** START OF Exercise inputs **

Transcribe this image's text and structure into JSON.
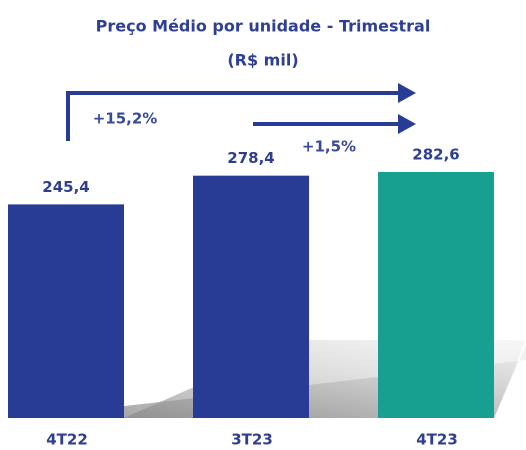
{
  "chart_data": {
    "type": "bar",
    "title": "Preço Médio por unidade - Trimestral",
    "subtitle": "(R$ mil)",
    "categories": [
      "4T22",
      "3T23",
      "4T23"
    ],
    "values": [
      245.4,
      278.4,
      282.6
    ],
    "value_labels": [
      "245,4",
      "278,4",
      "282,6"
    ],
    "colors": [
      "#283c96",
      "#283c96",
      "#17a08f"
    ],
    "annotations": [
      "+15,2%",
      "+1,5%"
    ]
  }
}
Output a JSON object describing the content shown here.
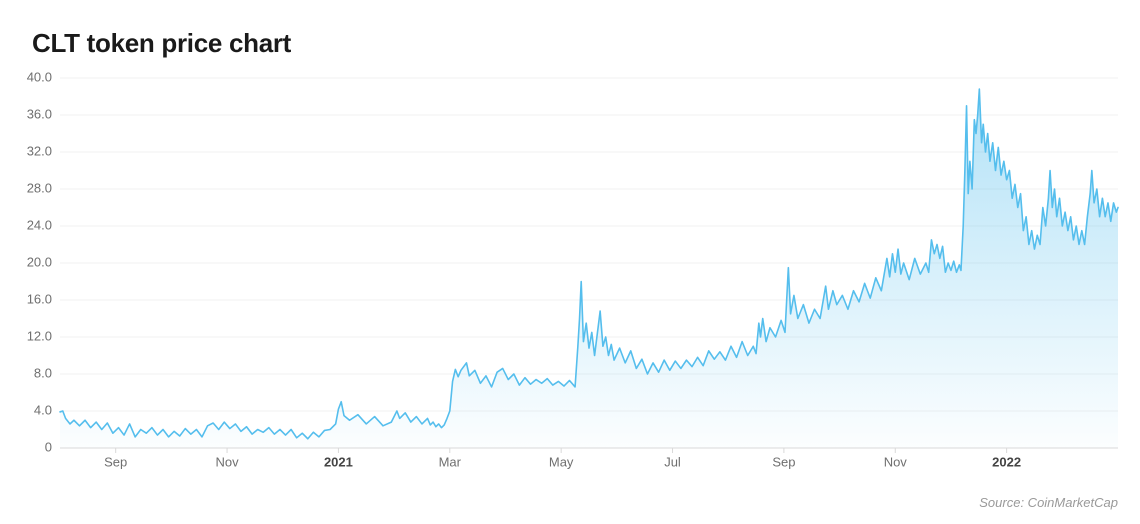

** END OF Exercise inputs **

### Given request
Copy the listing exactly. Any image in it stays out of the copy.

### Answer
Transcribe this image's text and structure into JSON.
{
  "chart_data": {
    "type": "bar",
    "title": "Preço Médio por unidade - Trimestral",
    "subtitle": "(R$ mil)",
    "categories": [
      "4T22",
      "3T23",
      "4T23"
    ],
    "values": [
      245.4,
      278.4,
      282.6
    ],
    "value_labels": [
      "245,4",
      "278,4",
      "282,6"
    ],
    "colors": [
      "#283c96",
      "#283c96",
      "#17a08f"
    ],
    "annotations": [
      "+15,2%",
      "+1,5%"
    ]
  }
}
Output a JSON object describing the content shown here.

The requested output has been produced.